* **Data listing**

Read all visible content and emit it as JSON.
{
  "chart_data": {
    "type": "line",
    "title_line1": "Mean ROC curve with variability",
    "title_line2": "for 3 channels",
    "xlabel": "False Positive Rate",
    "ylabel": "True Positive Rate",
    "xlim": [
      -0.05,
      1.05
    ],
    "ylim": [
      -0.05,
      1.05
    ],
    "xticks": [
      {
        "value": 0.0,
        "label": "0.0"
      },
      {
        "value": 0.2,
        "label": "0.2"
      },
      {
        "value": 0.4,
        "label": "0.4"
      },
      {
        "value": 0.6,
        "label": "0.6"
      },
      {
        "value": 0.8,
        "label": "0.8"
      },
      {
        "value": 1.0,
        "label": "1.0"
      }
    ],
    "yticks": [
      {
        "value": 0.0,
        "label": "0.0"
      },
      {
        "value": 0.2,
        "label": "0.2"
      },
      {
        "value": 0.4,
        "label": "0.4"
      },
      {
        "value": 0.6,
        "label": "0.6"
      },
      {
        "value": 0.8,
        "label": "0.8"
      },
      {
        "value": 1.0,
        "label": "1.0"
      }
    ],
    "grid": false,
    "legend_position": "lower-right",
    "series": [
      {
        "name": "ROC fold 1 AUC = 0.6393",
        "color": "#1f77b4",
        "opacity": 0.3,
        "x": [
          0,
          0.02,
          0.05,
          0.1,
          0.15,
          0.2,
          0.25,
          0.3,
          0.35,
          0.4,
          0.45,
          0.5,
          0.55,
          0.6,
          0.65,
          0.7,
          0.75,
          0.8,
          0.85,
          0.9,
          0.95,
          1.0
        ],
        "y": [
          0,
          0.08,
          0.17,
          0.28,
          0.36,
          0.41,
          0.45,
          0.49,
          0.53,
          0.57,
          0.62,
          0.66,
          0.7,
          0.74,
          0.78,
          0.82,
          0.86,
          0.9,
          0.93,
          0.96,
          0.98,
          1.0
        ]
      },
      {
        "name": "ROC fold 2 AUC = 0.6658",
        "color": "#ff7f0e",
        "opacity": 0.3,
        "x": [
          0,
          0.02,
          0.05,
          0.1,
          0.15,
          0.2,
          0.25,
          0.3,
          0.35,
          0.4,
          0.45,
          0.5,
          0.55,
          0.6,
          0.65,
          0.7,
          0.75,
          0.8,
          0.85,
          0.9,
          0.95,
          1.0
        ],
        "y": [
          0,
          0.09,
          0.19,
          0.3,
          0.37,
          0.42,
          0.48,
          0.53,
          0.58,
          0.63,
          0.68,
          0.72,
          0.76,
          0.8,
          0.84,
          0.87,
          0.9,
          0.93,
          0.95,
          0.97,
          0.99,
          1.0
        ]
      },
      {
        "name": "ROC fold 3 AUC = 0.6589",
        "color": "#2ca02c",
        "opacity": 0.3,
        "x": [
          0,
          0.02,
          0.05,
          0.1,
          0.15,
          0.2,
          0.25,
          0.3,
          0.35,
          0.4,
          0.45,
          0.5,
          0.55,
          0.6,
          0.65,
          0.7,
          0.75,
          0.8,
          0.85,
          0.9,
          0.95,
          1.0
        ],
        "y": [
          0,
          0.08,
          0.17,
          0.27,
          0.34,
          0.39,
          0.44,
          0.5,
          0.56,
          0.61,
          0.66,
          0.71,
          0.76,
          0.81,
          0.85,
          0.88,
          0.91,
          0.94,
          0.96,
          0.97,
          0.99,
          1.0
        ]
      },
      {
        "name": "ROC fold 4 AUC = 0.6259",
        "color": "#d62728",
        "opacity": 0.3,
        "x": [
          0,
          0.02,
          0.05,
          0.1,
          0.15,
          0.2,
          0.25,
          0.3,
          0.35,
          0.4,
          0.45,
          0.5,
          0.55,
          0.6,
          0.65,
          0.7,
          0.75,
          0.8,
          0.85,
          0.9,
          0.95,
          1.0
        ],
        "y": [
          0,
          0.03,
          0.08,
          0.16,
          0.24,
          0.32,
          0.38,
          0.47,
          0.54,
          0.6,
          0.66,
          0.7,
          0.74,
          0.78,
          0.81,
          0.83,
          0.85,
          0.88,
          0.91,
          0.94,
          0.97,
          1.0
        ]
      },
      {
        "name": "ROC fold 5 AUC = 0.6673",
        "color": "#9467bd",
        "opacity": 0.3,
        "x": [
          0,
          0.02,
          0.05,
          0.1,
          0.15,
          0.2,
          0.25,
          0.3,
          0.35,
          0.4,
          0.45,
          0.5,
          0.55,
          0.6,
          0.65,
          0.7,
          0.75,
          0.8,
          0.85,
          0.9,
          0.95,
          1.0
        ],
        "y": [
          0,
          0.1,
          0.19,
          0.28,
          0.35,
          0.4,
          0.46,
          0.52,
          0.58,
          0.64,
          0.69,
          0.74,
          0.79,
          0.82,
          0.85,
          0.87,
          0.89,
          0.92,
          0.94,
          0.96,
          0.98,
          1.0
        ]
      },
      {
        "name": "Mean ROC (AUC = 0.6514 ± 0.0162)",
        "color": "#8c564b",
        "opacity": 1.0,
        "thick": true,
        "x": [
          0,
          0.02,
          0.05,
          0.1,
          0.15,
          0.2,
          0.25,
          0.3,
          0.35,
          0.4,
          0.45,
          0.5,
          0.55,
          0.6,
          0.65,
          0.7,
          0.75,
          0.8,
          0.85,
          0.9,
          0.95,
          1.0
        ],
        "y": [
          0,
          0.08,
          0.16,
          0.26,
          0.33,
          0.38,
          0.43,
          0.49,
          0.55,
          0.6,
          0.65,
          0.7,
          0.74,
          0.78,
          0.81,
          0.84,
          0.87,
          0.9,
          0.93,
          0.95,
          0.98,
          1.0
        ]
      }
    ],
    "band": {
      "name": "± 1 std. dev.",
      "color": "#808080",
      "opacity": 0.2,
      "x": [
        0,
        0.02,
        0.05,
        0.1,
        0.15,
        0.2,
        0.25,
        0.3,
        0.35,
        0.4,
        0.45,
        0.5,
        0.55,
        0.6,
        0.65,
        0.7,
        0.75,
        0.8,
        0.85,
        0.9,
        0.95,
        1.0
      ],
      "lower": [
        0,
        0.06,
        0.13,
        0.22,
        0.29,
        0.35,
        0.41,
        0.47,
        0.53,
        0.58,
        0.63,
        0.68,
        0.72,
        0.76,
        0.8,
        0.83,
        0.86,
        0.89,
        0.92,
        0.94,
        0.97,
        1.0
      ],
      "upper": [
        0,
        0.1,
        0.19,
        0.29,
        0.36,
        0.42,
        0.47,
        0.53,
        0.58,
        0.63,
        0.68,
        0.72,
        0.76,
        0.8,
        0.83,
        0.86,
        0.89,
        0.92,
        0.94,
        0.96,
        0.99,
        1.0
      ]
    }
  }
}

* **EXERCISE AIM**
Wherever a line in the data above holds "Positive", copy that line.

* **EXERCISE SOLUTION**
    "xlabel": "False Positive Rate",
    "ylabel": "True Positive Rate",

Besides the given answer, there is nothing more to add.